(Work required): Reproduce the items below, changing each occurrence of "svg-text" to "text-node" and leaving every other character untouched.

(Task data):
===

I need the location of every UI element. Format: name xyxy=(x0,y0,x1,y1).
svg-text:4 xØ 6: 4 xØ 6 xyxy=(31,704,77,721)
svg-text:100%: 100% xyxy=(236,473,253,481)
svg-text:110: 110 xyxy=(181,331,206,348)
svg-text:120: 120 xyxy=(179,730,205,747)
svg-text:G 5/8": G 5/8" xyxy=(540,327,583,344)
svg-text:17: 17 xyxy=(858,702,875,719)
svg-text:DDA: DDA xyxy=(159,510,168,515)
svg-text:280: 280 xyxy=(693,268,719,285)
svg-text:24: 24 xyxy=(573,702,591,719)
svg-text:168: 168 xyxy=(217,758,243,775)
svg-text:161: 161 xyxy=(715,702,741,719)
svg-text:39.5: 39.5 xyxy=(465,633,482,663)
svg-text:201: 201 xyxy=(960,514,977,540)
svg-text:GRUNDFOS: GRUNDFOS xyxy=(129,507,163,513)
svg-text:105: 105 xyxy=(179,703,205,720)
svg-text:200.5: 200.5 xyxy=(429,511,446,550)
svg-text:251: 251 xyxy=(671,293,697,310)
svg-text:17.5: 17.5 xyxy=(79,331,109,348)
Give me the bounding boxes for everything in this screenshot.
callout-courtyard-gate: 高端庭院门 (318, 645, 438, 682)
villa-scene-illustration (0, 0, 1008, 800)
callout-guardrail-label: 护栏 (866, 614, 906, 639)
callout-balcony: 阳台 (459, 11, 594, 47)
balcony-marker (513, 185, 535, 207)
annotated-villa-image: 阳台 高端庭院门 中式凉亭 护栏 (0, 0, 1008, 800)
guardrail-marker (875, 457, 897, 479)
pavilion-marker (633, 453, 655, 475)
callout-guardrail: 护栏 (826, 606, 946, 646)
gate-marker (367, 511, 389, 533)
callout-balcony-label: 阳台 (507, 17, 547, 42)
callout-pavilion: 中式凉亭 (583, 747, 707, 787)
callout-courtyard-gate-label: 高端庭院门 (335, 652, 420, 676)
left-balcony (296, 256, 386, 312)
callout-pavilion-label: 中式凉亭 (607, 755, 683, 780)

===

(Response):
I need the location of every UI element. Format: name xyxy=(x0,y0,x1,y1).
text-node:4 xØ 6: 4 xØ 6 xyxy=(31,704,77,721)
text-node:100%: 100% xyxy=(236,473,253,481)
text-node:110: 110 xyxy=(181,331,206,348)
text-node:120: 120 xyxy=(179,730,205,747)
text-node:G 5/8": G 5/8" xyxy=(540,327,583,344)
text-node:17: 17 xyxy=(858,702,875,719)
text-node:DDA: DDA xyxy=(159,510,168,515)
text-node:280: 280 xyxy=(693,268,719,285)
text-node:24: 24 xyxy=(573,702,591,719)
text-node:168: 168 xyxy=(217,758,243,775)
text-node:161: 161 xyxy=(715,702,741,719)
text-node:39.5: 39.5 xyxy=(465,633,482,663)
text-node:201: 201 xyxy=(960,514,977,540)
text-node:GRUNDFOS: GRUNDFOS xyxy=(129,507,163,513)
text-node:105: 105 xyxy=(179,703,205,720)
text-node:200.5: 200.5 xyxy=(429,511,446,550)
text-node:251: 251 xyxy=(671,293,697,310)
text-node:17.5: 17.5 xyxy=(79,331,109,348)
Give me the bounding boxes for everything in this screenshot.
callout-courtyard-gate: 高端庭院门 (318, 645, 438, 682)
villa-scene-illustration (0, 0, 1008, 800)
callout-guardrail-label: 护栏 (866, 614, 906, 639)
callout-balcony: 阳台 (459, 11, 594, 47)
balcony-marker (513, 185, 535, 207)
annotated-villa-image: 阳台 高端庭院门 中式凉亭 护栏 (0, 0, 1008, 800)
guardrail-marker (875, 457, 897, 479)
pavilion-marker (633, 453, 655, 475)
callout-guardrail: 护栏 (826, 606, 946, 646)
gate-marker (367, 511, 389, 533)
callout-balcony-label: 阳台 (507, 17, 547, 42)
callout-pavilion: 中式凉亭 (583, 747, 707, 787)
callout-courtyard-gate-label: 高端庭院门 (335, 652, 420, 676)
left-balcony (296, 256, 386, 312)
callout-pavilion-label: 中式凉亭 (607, 755, 683, 780)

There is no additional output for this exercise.